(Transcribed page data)

==*==

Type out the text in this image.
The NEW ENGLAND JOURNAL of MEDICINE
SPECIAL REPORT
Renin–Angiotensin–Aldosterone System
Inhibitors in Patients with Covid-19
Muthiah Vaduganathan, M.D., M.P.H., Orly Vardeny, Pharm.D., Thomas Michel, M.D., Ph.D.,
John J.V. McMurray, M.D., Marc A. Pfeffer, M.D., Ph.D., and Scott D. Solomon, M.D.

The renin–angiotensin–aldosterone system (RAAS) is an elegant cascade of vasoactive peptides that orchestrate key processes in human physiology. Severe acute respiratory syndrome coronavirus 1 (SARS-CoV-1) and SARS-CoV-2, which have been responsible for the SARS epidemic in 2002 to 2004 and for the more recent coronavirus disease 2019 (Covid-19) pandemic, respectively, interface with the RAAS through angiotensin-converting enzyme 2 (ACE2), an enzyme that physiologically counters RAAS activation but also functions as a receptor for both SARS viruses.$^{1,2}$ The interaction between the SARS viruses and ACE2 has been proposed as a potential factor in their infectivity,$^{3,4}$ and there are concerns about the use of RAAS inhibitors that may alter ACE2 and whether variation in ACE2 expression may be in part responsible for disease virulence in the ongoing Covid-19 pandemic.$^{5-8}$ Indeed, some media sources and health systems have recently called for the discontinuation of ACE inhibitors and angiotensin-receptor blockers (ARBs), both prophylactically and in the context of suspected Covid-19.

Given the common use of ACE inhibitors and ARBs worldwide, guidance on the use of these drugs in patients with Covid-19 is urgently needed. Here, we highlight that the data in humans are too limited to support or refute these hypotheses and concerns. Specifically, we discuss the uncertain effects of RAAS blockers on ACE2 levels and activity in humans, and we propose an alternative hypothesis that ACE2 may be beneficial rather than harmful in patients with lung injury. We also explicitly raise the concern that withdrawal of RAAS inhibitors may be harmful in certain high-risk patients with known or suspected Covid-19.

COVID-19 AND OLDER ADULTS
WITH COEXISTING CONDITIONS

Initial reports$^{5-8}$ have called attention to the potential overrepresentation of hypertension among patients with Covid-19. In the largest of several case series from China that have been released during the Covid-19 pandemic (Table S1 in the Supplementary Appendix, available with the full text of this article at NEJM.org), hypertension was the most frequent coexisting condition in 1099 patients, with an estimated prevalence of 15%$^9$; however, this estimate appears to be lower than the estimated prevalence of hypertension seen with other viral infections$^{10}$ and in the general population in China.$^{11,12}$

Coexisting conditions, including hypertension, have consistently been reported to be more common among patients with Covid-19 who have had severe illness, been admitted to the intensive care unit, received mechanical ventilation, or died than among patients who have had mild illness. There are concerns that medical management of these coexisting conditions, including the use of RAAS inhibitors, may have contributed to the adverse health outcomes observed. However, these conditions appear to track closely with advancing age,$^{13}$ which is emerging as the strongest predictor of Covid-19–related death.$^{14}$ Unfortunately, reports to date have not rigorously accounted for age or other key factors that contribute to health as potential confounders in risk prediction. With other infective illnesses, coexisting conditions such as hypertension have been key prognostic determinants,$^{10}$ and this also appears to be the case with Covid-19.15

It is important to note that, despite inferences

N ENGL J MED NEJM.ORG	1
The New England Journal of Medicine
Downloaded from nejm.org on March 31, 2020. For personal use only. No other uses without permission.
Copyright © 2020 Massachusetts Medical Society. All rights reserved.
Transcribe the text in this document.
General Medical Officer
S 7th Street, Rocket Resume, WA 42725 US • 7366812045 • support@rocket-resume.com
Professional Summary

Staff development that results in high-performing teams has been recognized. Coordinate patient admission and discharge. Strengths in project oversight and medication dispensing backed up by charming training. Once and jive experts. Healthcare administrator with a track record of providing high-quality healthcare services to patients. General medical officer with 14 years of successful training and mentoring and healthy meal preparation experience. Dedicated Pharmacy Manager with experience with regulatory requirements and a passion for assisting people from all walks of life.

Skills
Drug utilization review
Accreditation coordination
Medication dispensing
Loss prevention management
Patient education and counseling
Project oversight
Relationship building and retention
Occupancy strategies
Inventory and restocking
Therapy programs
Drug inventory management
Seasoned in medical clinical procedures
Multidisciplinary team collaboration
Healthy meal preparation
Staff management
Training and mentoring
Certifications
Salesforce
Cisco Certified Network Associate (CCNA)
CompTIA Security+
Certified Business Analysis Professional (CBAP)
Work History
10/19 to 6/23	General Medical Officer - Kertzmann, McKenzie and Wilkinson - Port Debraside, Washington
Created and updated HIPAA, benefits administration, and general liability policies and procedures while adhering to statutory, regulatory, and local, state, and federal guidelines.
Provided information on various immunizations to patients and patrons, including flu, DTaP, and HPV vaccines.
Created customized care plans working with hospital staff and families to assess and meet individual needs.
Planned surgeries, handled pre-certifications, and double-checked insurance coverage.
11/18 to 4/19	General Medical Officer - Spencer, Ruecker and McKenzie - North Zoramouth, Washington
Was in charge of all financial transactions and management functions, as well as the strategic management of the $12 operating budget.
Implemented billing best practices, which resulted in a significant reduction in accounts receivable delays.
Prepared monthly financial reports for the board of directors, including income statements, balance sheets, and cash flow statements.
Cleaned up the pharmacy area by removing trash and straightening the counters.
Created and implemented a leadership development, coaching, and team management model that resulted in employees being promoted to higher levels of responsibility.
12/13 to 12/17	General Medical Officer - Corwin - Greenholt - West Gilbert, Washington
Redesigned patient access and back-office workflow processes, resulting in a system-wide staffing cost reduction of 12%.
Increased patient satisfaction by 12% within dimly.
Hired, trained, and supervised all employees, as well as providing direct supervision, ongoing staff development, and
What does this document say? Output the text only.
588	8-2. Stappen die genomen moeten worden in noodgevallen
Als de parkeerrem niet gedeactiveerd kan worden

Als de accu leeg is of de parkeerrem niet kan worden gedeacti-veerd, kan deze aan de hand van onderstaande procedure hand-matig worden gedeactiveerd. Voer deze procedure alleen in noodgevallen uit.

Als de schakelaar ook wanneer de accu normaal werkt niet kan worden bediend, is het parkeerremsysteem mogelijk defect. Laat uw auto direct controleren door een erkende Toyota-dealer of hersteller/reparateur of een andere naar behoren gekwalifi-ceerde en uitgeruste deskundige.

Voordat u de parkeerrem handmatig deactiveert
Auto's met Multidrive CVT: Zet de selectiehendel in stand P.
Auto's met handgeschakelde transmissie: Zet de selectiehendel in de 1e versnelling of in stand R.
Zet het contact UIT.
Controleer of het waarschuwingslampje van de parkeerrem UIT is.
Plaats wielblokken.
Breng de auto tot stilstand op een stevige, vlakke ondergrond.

==*==

- _ASSIGNMENT_
In the data above, each line holding "document" is to be found and copied.

- _SOLUTION FOR THIS PROBLEM_
Transcribe the text in this document.
What does this document say? Output the text only.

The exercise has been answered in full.